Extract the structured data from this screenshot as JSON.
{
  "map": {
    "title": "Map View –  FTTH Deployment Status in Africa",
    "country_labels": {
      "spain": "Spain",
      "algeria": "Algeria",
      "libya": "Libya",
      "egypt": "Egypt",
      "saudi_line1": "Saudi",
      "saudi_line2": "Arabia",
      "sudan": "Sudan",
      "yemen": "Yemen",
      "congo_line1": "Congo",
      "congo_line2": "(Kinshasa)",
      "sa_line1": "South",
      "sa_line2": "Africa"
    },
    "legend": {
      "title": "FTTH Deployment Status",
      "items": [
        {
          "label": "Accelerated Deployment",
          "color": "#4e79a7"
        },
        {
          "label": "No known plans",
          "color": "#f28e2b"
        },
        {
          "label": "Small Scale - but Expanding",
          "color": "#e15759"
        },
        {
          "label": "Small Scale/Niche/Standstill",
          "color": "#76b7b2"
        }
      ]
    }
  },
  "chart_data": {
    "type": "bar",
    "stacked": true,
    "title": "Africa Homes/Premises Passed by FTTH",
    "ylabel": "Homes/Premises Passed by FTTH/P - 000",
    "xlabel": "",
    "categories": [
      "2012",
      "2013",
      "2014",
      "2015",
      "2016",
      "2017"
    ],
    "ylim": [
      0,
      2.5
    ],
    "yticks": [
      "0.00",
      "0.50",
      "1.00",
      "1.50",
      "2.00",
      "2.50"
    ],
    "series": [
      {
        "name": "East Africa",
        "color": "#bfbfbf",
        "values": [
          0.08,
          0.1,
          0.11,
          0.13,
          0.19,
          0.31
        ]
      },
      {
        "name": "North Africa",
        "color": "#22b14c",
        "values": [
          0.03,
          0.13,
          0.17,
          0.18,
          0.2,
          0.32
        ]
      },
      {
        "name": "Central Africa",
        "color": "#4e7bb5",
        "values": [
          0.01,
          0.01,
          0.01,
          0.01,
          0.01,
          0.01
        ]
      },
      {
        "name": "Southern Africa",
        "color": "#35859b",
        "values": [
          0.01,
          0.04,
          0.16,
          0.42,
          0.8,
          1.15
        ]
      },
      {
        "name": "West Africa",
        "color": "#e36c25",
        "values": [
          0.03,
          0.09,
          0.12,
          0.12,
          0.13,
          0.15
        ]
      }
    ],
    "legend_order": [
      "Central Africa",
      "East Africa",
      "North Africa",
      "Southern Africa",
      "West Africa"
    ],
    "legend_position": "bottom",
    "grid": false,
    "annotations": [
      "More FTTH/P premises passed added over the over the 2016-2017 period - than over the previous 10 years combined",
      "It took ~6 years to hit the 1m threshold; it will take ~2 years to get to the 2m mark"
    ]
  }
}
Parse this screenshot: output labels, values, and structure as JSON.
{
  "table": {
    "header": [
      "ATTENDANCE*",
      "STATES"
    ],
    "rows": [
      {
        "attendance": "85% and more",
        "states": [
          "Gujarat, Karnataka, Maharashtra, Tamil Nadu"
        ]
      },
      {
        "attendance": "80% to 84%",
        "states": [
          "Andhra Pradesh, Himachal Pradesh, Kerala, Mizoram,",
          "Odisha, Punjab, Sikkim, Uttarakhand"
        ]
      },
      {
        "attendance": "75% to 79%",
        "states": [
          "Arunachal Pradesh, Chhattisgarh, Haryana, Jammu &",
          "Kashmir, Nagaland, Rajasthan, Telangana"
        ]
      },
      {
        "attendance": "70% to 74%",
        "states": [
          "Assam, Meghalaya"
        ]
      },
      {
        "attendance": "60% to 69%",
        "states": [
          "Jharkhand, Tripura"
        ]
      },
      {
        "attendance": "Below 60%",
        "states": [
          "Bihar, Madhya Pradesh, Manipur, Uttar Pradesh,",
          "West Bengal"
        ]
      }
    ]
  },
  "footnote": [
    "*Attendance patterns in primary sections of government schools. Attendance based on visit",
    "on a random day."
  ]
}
----
## Set task
Retype all the records, matching them exactly.

## Expected answer
Extract the structured data from this screenshot as JSON.
{
  "map": {
    "title": "Map View –  FTTH Deployment Status in Africa",
    "country_labels": {
      "spain": "Spain",
      "algeria": "Algeria",
      "libya": "Libya",
      "egypt": "Egypt",
      "saudi_line1": "Saudi",
      "saudi_line2": "Arabia",
      "sudan": "Sudan",
      "yemen": "Yemen",
      "congo_line1": "Congo",
      "congo_line2": "(Kinshasa)",
      "sa_line1": "South",
      "sa_line2": "Africa"
    },
    "legend": {
      "title": "FTTH Deployment Status",
      "items": [
        {
          "label": "Accelerated Deployment",
          "color": "#4e79a7"
        },
        {
          "label": "No known plans",
          "color": "#f28e2b"
        },
        {
          "label": "Small Scale - but Expanding",
          "color": "#e15759"
        },
        {
          "label": "Small Scale/Niche/Standstill",
          "color": "#76b7b2"
        }
      ]
    }
  },
  "chart_data": {
    "type": "bar",
    "stacked": true,
    "title": "Africa Homes/Premises Passed by FTTH",
    "ylabel": "Homes/Premises Passed by FTTH/P - 000",
    "xlabel": "",
    "categories": [
      "2012",
      "2013",
      "2014",
      "2015",
      "2016",
      "2017"
    ],
    "ylim": [
      0,
      2.5
    ],
    "yticks": [
      "0.00",
      "0.50",
      "1.00",
      "1.50",
      "2.00",
      "2.50"
    ],
    "series": [
      {
        "name": "East Africa",
        "color": "#bfbfbf",
        "values": [
          0.08,
          0.1,
          0.11,
          0.13,
          0.19,
          0.31
        ]
      },
      {
        "name": "North Africa",
        "color": "#22b14c",
        "values": [
          0.03,
          0.13,
          0.17,
          0.18,
          0.2,
          0.32
        ]
      },
      {
        "name": "Central Africa",
        "color": "#4e7bb5",
        "values": [
          0.01,
          0.01,
          0.01,
          0.01,
          0.01,
          0.01
        ]
      },
      {
        "name": "Southern Africa",
        "color": "#35859b",
        "values": [
          0.01,
          0.04,
          0.16,
          0.42,
          0.8,
          1.15
        ]
      },
      {
        "name": "West Africa",
        "color": "#e36c25",
        "values": [
          0.03,
          0.09,
          0.12,
          0.12,
          0.13,
          0.15
        ]
      }
    ],
    "legend_order": [
      "Central Africa",
      "East Africa",
      "North Africa",
      "Southern Africa",
      "West Africa"
    ],
    "legend_position": "bottom",
    "grid": false,
    "annotations": [
      "More FTTH/P premises passed added over the over the 2016-2017 period - than over the previous 10 years combined",
      "It took ~6 years to hit the 1m threshold; it will take ~2 years to get to the 2m mark"
    ]
  }
}
Parse this screenshot: output labels, values, and structure as JSON.
{
  "table": {
    "header": [
      "ATTENDANCE*",
      "STATES"
    ],
    "rows": [
      {
        "attendance": "85% and more",
        "states": [
          "Gujarat, Karnataka, Maharashtra, Tamil Nadu"
        ]
      },
      {
        "attendance": "80% to 84%",
        "states": [
          "Andhra Pradesh, Himachal Pradesh, Kerala, Mizoram,",
          "Odisha, Punjab, Sikkim, Uttarakhand"
        ]
      },
      {
        "attendance": "75% to 79%",
        "states": [
          "Arunachal Pradesh, Chhattisgarh, Haryana, Jammu &",
          "Kashmir, Nagaland, Rajasthan, Telangana"
        ]
      },
      {
        "attendance": "70% to 74%",
        "states": [
          "Assam, Meghalaya"
        ]
      },
      {
        "attendance": "60% to 69%",
        "states": [
          "Jharkhand, Tripura"
        ]
      },
      {
        "attendance": "Below 60%",
        "states": [
          "Bihar, Madhya Pradesh, Manipur, Uttar Pradesh,",
          "West Bengal"
        ]
      }
    ]
  },
  "footnote": [
    "*Attendance patterns in primary sections of government schools. Attendance based on visit",
    "on a random day."
  ]
}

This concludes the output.